══ ENTRIES SHOWN ══

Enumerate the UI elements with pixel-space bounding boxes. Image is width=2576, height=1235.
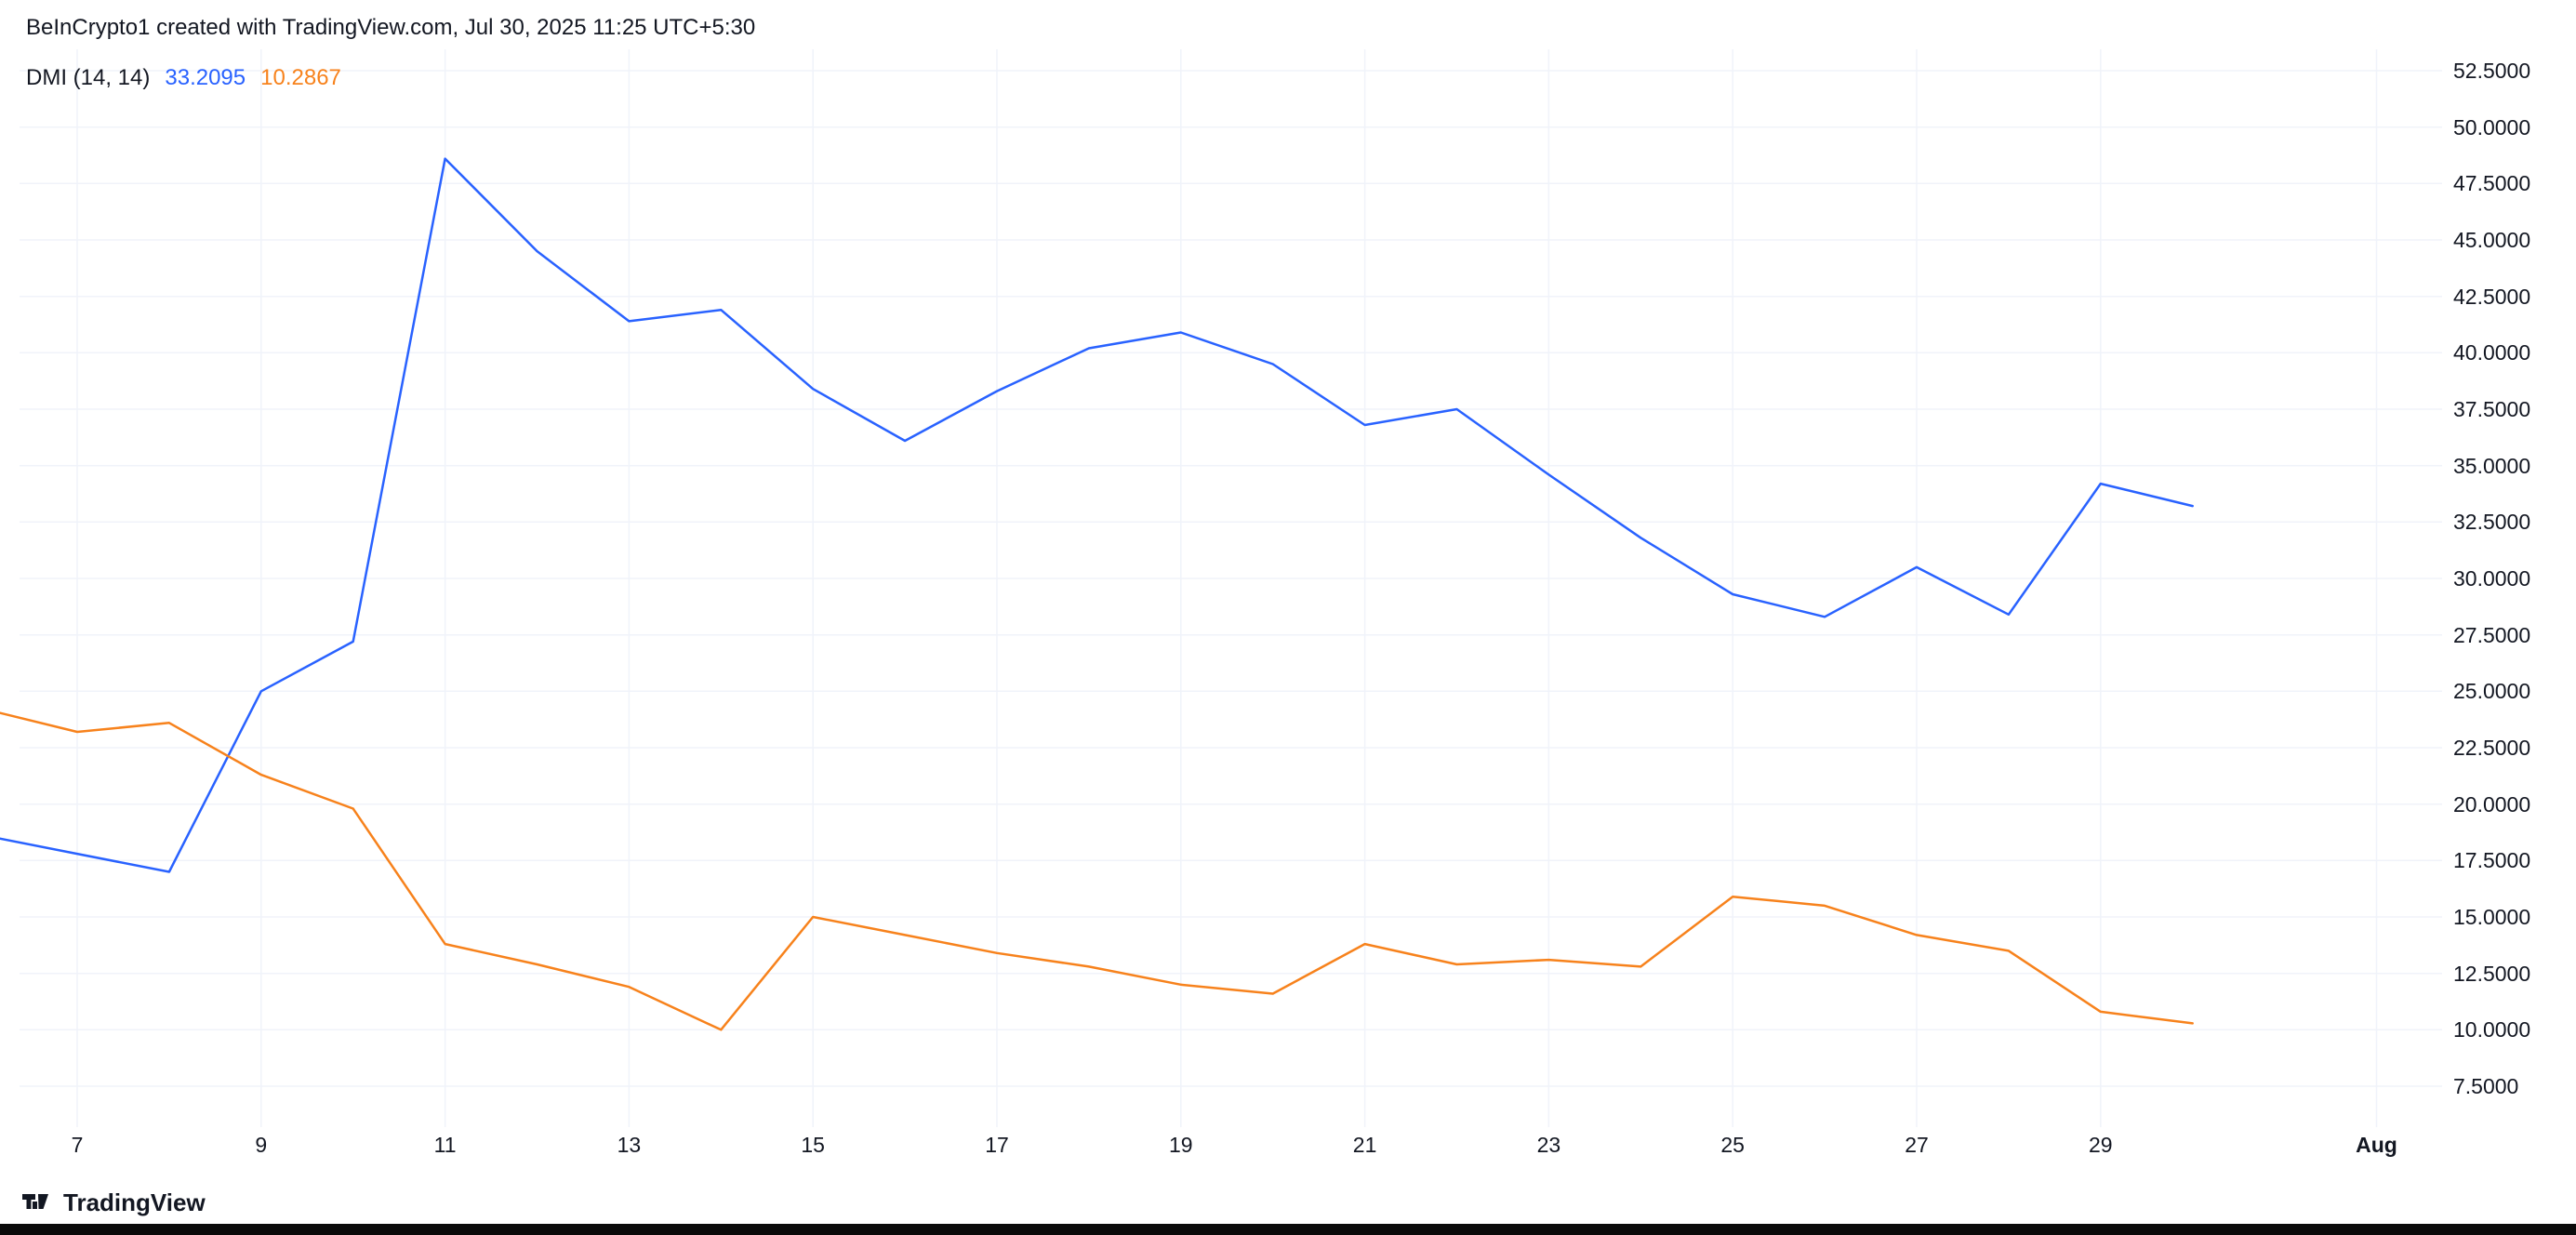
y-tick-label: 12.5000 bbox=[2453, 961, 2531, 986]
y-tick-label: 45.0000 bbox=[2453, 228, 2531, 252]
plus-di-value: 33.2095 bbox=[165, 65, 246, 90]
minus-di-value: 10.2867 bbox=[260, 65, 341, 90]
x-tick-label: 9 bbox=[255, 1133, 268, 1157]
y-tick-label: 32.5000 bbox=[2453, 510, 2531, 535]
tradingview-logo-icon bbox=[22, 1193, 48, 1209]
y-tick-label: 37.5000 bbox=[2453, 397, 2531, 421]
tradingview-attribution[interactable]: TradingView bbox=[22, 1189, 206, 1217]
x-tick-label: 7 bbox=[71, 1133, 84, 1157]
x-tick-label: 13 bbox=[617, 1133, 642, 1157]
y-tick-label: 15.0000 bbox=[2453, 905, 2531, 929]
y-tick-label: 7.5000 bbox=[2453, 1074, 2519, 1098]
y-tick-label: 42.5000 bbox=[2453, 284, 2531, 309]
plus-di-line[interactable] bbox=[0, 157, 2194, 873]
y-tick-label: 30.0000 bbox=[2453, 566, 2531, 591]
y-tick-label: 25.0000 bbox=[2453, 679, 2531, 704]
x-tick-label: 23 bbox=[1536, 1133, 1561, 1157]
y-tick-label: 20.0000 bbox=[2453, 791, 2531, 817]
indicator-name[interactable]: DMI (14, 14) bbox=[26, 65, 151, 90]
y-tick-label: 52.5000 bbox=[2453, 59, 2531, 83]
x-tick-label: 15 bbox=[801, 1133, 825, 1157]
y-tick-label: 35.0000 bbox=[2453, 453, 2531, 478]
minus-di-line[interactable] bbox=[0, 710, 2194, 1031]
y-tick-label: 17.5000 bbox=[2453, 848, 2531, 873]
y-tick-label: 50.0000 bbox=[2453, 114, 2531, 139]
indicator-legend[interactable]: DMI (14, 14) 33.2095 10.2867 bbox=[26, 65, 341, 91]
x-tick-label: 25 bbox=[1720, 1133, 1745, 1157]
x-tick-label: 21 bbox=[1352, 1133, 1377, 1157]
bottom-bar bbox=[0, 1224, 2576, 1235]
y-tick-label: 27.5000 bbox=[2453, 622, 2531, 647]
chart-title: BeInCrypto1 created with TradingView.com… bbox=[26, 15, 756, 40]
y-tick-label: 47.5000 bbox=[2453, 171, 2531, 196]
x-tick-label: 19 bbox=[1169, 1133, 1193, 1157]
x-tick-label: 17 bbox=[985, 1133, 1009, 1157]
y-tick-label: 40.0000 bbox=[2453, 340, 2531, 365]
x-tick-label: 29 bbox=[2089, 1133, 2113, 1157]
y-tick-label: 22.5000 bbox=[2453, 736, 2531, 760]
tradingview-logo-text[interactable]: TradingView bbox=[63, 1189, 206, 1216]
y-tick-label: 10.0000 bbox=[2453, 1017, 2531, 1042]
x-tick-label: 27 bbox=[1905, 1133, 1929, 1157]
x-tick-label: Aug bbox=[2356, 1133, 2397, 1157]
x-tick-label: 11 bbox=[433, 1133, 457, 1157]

═══

▶ [WHAT YOU WILL DO]: Please rewrite the lines above, swapping "y-tick-label" for "vertical-axis-label" everywhere and keeping everything else the same. Leave the pictures out of your answer.

▶ [ANSWER]:
Enumerate the UI elements with pixel-space bounding boxes. Image is width=2576, height=1235.
vertical-axis-label: 12.5000 bbox=[2453, 961, 2531, 986]
vertical-axis-label: 45.0000 bbox=[2453, 228, 2531, 252]
plus-di-value: 33.2095 bbox=[165, 65, 246, 90]
minus-di-value: 10.2867 bbox=[260, 65, 341, 90]
x-tick-label: 9 bbox=[255, 1133, 268, 1157]
vertical-axis-label: 32.5000 bbox=[2453, 510, 2531, 535]
tradingview-logo-icon bbox=[22, 1193, 48, 1209]
vertical-axis-label: 37.5000 bbox=[2453, 397, 2531, 421]
tradingview-attribution[interactable]: TradingView bbox=[22, 1189, 206, 1217]
x-tick-label: 7 bbox=[71, 1133, 84, 1157]
x-tick-label: 13 bbox=[617, 1133, 642, 1157]
vertical-axis-label: 15.0000 bbox=[2453, 905, 2531, 929]
vertical-axis-label: 7.5000 bbox=[2453, 1074, 2519, 1098]
vertical-axis-label: 42.5000 bbox=[2453, 284, 2531, 309]
plus-di-line[interactable] bbox=[0, 157, 2194, 873]
vertical-axis-label: 30.0000 bbox=[2453, 566, 2531, 591]
vertical-axis-label: 25.0000 bbox=[2453, 679, 2531, 704]
x-tick-label: 23 bbox=[1536, 1133, 1561, 1157]
vertical-axis-label: 20.0000 bbox=[2453, 791, 2531, 817]
indicator-name[interactable]: DMI (14, 14) bbox=[26, 65, 151, 90]
vertical-axis-label: 52.5000 bbox=[2453, 59, 2531, 83]
x-tick-label: 15 bbox=[801, 1133, 825, 1157]
vertical-axis-label: 35.0000 bbox=[2453, 453, 2531, 478]
minus-di-line[interactable] bbox=[0, 710, 2194, 1031]
vertical-axis-label: 17.5000 bbox=[2453, 848, 2531, 873]
vertical-axis-label: 50.0000 bbox=[2453, 114, 2531, 139]
indicator-legend[interactable]: DMI (14, 14) 33.2095 10.2867 bbox=[26, 65, 341, 91]
x-tick-label: 25 bbox=[1720, 1133, 1745, 1157]
x-tick-label: 21 bbox=[1352, 1133, 1377, 1157]
bottom-bar bbox=[0, 1224, 2576, 1235]
vertical-axis-label: 27.5000 bbox=[2453, 622, 2531, 647]
chart-title: BeInCrypto1 created with TradingView.com… bbox=[26, 15, 756, 40]
vertical-axis-label: 47.5000 bbox=[2453, 171, 2531, 196]
x-tick-label: 19 bbox=[1169, 1133, 1193, 1157]
x-tick-label: 17 bbox=[985, 1133, 1009, 1157]
vertical-axis-label: 40.0000 bbox=[2453, 340, 2531, 365]
x-tick-label: 29 bbox=[2089, 1133, 2113, 1157]
vertical-axis-label: 22.5000 bbox=[2453, 736, 2531, 760]
tradingview-logo-text[interactable]: TradingView bbox=[63, 1189, 206, 1216]
vertical-axis-label: 10.0000 bbox=[2453, 1017, 2531, 1042]
x-tick-label: 27 bbox=[1905, 1133, 1929, 1157]
x-tick-label: Aug bbox=[2356, 1133, 2397, 1157]
x-tick-label: 11 bbox=[433, 1133, 457, 1157]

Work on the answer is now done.